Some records
•••••

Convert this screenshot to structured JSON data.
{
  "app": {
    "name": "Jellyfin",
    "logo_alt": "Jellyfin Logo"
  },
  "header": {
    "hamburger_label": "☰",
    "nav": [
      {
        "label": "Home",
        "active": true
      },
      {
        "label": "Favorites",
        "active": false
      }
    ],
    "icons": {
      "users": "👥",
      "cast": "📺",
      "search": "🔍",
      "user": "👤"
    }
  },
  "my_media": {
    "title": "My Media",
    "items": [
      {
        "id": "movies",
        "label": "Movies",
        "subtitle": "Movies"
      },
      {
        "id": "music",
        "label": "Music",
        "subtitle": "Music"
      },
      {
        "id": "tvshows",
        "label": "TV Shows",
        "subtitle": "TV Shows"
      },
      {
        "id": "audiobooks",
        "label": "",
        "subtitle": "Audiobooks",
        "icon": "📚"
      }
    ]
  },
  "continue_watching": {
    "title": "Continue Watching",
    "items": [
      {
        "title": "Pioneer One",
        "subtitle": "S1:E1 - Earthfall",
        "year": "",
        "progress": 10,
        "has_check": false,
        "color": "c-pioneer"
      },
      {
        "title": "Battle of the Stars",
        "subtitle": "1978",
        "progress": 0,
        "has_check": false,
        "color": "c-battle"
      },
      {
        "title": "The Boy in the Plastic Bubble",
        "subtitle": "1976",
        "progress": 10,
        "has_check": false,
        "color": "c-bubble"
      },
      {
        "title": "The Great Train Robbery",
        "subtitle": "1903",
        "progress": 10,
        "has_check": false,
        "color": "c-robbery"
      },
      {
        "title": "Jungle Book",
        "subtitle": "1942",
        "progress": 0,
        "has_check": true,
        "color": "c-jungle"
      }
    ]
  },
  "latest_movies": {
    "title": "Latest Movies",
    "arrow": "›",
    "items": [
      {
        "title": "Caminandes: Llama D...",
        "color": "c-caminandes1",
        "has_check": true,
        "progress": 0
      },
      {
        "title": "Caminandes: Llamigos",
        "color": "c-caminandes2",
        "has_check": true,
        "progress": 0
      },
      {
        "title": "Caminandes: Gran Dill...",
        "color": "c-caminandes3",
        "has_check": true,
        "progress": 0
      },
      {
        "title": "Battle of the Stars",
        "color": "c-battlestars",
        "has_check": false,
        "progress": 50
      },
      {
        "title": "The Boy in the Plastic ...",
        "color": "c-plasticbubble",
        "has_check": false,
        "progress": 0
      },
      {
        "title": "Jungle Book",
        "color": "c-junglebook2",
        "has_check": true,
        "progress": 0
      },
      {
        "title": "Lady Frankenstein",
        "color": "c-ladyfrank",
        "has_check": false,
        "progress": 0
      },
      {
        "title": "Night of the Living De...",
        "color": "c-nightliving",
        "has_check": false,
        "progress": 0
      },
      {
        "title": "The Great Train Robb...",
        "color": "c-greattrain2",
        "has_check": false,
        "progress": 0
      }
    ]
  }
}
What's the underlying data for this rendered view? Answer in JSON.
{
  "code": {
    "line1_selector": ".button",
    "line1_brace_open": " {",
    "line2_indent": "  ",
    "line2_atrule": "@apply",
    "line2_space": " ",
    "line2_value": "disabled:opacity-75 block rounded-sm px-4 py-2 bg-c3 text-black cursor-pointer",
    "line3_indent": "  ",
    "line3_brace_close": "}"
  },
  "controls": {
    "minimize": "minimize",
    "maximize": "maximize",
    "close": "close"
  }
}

•••••

== Task statement ==
Type out all of the material again, word for word.

== Expected output ==
Convert this screenshot to structured JSON data.
{
  "app": {
    "name": "Jellyfin",
    "logo_alt": "Jellyfin Logo"
  },
  "header": {
    "hamburger_label": "☰",
    "nav": [
      {
        "label": "Home",
        "active": true
      },
      {
        "label": "Favorites",
        "active": false
      }
    ],
    "icons": {
      "users": "👥",
      "cast": "📺",
      "search": "🔍",
      "user": "👤"
    }
  },
  "my_media": {
    "title": "My Media",
    "items": [
      {
        "id": "movies",
        "label": "Movies",
        "subtitle": "Movies"
      },
      {
        "id": "music",
        "label": "Music",
        "subtitle": "Music"
      },
      {
        "id": "tvshows",
        "label": "TV Shows",
        "subtitle": "TV Shows"
      },
      {
        "id": "audiobooks",
        "label": "",
        "subtitle": "Audiobooks",
        "icon": "📚"
      }
    ]
  },
  "continue_watching": {
    "title": "Continue Watching",
    "items": [
      {
        "title": "Pioneer One",
        "subtitle": "S1:E1 - Earthfall",
        "year": "",
        "progress": 10,
        "has_check": false,
        "color": "c-pioneer"
      },
      {
        "title": "Battle of the Stars",
        "subtitle": "1978",
        "progress": 0,
        "has_check": false,
        "color": "c-battle"
      },
      {
        "title": "The Boy in the Plastic Bubble",
        "subtitle": "1976",
        "progress": 10,
        "has_check": false,
        "color": "c-bubble"
      },
      {
        "title": "The Great Train Robbery",
        "subtitle": "1903",
        "progress": 10,
        "has_check": false,
        "color": "c-robbery"
      },
      {
        "title": "Jungle Book",
        "subtitle": "1942",
        "progress": 0,
        "has_check": true,
        "color": "c-jungle"
      }
    ]
  },
  "latest_movies": {
    "title": "Latest Movies",
    "arrow": "›",
    "items": [
      {
        "title": "Caminandes: Llama D...",
        "color": "c-caminandes1",
        "has_check": true,
        "progress": 0
      },
      {
        "title": "Caminandes: Llamigos",
        "color": "c-caminandes2",
        "has_check": true,
        "progress": 0
      },
      {
        "title": "Caminandes: Gran Dill...",
        "color": "c-caminandes3",
        "has_check": true,
        "progress": 0
      },
      {
        "title": "Battle of the Stars",
        "color": "c-battlestars",
        "has_check": false,
        "progress": 50
      },
      {
        "title": "The Boy in the Plastic ...",
        "color": "c-plasticbubble",
        "has_check": false,
        "progress": 0
      },
      {
        "title": "Jungle Book",
        "color": "c-junglebook2",
        "has_check": true,
        "progress": 0
      },
      {
        "title": "Lady Frankenstein",
        "color": "c-ladyfrank",
        "has_check": false,
        "progress": 0
      },
      {
        "title": "Night of the Living De...",
        "color": "c-nightliving",
        "has_check": false,
        "progress": 0
      },
      {
        "title": "The Great Train Robb...",
        "color": "c-greattrain2",
        "has_check": false,
        "progress": 0
      }
    ]
  }
}
What's the underlying data for this rendered view? Answer in JSON.
{
  "code": {
    "line1_selector": ".button",
    "line1_brace_open": " {",
    "line2_indent": "  ",
    "line2_atrule": "@apply",
    "line2_space": " ",
    "line2_value": "disabled:opacity-75 block rounded-sm px-4 py-2 bg-c3 text-black cursor-pointer",
    "line3_indent": "  ",
    "line3_brace_close": "}"
  },
  "controls": {
    "minimize": "minimize",
    "maximize": "maximize",
    "close": "close"
  }
}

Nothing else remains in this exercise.